RECORD EXCERPTS

━━━━━━━━━━━━━━━━━━━━━━━━━━━━━━

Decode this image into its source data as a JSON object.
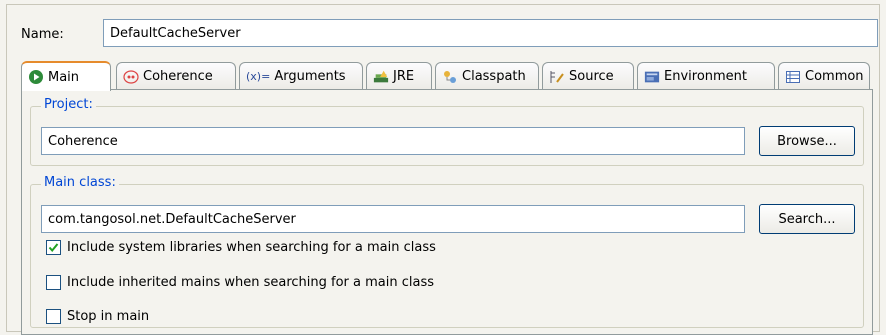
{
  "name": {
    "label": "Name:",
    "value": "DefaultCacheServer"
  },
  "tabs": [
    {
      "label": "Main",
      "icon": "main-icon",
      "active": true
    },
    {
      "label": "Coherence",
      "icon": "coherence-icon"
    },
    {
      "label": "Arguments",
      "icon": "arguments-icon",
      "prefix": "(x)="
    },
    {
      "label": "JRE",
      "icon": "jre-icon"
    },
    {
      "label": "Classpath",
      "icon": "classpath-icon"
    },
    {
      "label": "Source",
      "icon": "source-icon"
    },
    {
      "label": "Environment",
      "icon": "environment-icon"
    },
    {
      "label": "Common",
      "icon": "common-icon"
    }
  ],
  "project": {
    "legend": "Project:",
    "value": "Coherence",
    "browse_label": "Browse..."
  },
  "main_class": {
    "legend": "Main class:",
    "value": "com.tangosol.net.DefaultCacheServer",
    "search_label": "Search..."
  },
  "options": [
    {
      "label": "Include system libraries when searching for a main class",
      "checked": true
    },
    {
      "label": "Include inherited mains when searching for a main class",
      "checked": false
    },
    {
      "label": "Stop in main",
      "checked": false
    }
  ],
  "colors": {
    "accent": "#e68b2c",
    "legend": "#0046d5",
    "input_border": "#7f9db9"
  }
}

━━━━━━━━━━━━━━━━━━━━━━━━━━━━━━

AIM
How many of the lines above hold the word "value"? Give only that number.

THE ANSWER
3